>> begin
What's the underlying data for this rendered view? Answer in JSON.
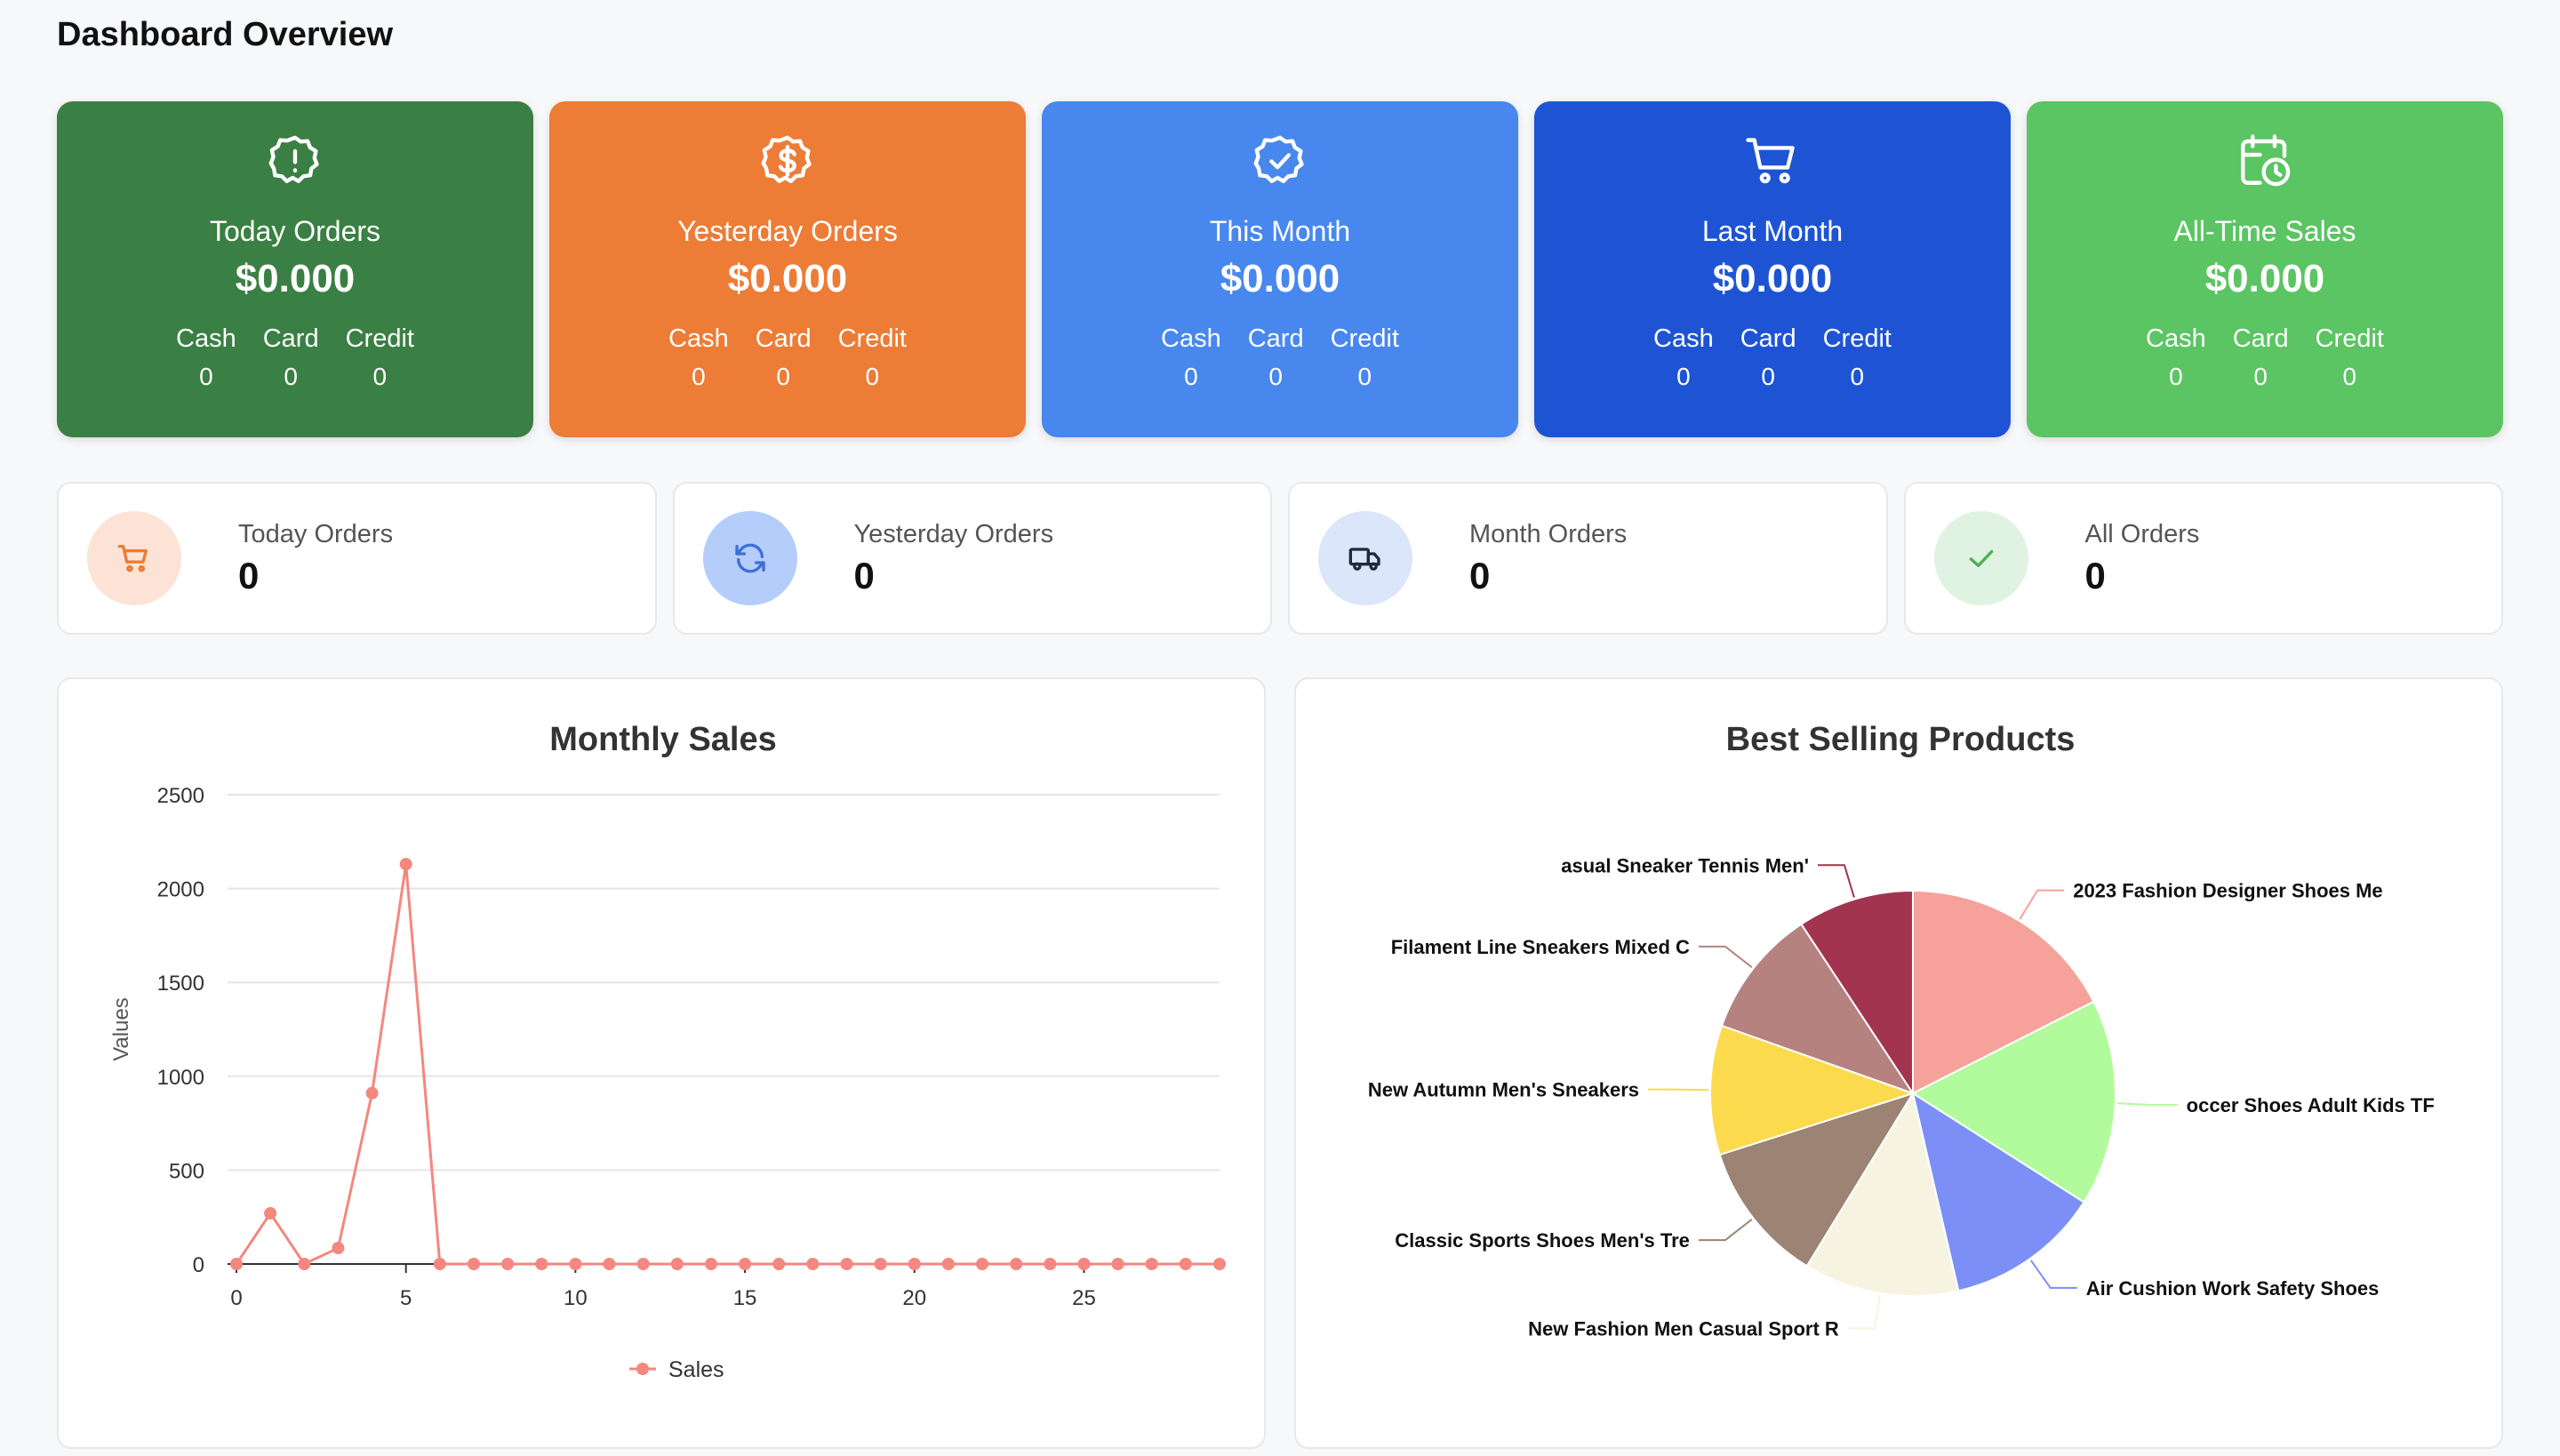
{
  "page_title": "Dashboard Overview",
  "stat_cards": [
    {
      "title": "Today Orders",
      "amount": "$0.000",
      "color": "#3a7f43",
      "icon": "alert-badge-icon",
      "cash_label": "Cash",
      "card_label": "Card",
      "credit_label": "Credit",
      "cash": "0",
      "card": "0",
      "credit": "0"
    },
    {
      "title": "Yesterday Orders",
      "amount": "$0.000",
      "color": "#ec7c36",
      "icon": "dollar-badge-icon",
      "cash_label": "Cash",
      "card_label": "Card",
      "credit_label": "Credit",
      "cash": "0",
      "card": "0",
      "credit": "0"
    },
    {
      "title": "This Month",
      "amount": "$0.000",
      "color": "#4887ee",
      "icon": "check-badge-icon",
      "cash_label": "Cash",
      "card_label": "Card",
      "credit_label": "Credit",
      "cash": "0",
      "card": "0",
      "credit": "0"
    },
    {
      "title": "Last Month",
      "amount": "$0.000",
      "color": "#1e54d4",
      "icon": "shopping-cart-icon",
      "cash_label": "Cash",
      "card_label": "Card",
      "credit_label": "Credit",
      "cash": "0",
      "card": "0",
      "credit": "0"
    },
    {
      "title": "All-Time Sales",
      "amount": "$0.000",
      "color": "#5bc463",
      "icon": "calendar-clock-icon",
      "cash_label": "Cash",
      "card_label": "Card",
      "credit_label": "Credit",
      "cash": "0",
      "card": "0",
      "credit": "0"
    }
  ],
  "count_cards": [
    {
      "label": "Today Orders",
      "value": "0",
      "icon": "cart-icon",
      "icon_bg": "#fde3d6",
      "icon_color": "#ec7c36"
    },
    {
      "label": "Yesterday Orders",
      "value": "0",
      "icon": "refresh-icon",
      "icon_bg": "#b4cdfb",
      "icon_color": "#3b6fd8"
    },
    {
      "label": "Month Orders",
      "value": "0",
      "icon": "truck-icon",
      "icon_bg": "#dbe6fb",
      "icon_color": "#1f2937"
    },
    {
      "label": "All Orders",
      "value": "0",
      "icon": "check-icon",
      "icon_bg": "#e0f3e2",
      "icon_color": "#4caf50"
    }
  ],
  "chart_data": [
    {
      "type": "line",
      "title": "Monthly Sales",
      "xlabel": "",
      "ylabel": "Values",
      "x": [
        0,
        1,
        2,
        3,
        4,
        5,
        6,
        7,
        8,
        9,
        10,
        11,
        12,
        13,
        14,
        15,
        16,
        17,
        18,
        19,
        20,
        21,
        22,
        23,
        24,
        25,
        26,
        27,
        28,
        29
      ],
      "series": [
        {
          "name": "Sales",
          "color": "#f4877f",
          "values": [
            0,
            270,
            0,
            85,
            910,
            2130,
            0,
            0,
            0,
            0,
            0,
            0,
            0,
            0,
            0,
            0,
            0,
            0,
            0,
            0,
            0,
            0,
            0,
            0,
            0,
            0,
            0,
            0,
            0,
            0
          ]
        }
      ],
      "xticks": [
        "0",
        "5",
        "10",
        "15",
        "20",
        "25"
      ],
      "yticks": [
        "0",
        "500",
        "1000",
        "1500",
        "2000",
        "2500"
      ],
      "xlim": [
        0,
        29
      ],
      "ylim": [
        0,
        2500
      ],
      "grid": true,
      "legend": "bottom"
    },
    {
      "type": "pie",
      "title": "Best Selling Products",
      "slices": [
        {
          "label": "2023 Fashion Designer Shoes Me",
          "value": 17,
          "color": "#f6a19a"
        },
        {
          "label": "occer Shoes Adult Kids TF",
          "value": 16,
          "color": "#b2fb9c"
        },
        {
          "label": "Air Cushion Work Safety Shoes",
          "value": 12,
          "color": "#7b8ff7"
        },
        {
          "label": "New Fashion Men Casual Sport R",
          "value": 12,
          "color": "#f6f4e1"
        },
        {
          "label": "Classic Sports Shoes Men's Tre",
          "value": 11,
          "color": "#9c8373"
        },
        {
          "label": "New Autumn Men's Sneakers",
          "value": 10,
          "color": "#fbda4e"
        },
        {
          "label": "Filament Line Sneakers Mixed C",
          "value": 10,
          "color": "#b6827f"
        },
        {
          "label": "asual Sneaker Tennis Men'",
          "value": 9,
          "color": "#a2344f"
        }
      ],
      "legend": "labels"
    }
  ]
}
>> end
>> begin
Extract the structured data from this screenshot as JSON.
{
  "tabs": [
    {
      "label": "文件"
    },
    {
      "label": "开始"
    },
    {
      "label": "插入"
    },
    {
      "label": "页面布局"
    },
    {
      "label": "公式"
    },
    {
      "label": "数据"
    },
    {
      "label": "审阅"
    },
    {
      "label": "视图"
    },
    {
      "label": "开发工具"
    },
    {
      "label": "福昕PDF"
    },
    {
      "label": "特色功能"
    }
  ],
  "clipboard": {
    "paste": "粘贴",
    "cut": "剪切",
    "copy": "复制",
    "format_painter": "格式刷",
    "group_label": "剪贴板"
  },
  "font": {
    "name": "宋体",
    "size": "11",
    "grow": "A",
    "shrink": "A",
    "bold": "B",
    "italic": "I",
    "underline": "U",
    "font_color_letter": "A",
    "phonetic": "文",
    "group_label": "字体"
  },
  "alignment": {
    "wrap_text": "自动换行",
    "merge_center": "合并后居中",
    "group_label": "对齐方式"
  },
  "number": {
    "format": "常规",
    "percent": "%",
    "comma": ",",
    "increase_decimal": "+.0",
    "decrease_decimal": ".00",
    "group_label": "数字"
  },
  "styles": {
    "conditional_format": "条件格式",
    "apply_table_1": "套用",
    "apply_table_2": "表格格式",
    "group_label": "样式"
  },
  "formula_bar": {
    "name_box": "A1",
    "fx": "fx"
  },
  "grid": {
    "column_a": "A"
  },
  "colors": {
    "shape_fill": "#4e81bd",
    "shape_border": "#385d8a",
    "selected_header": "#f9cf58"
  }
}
>> end
- _STATED EXERCISE_
Work out how many lines in the records above contain the word "badge", and reply with that number alone.

- _FINISHED TASK_
3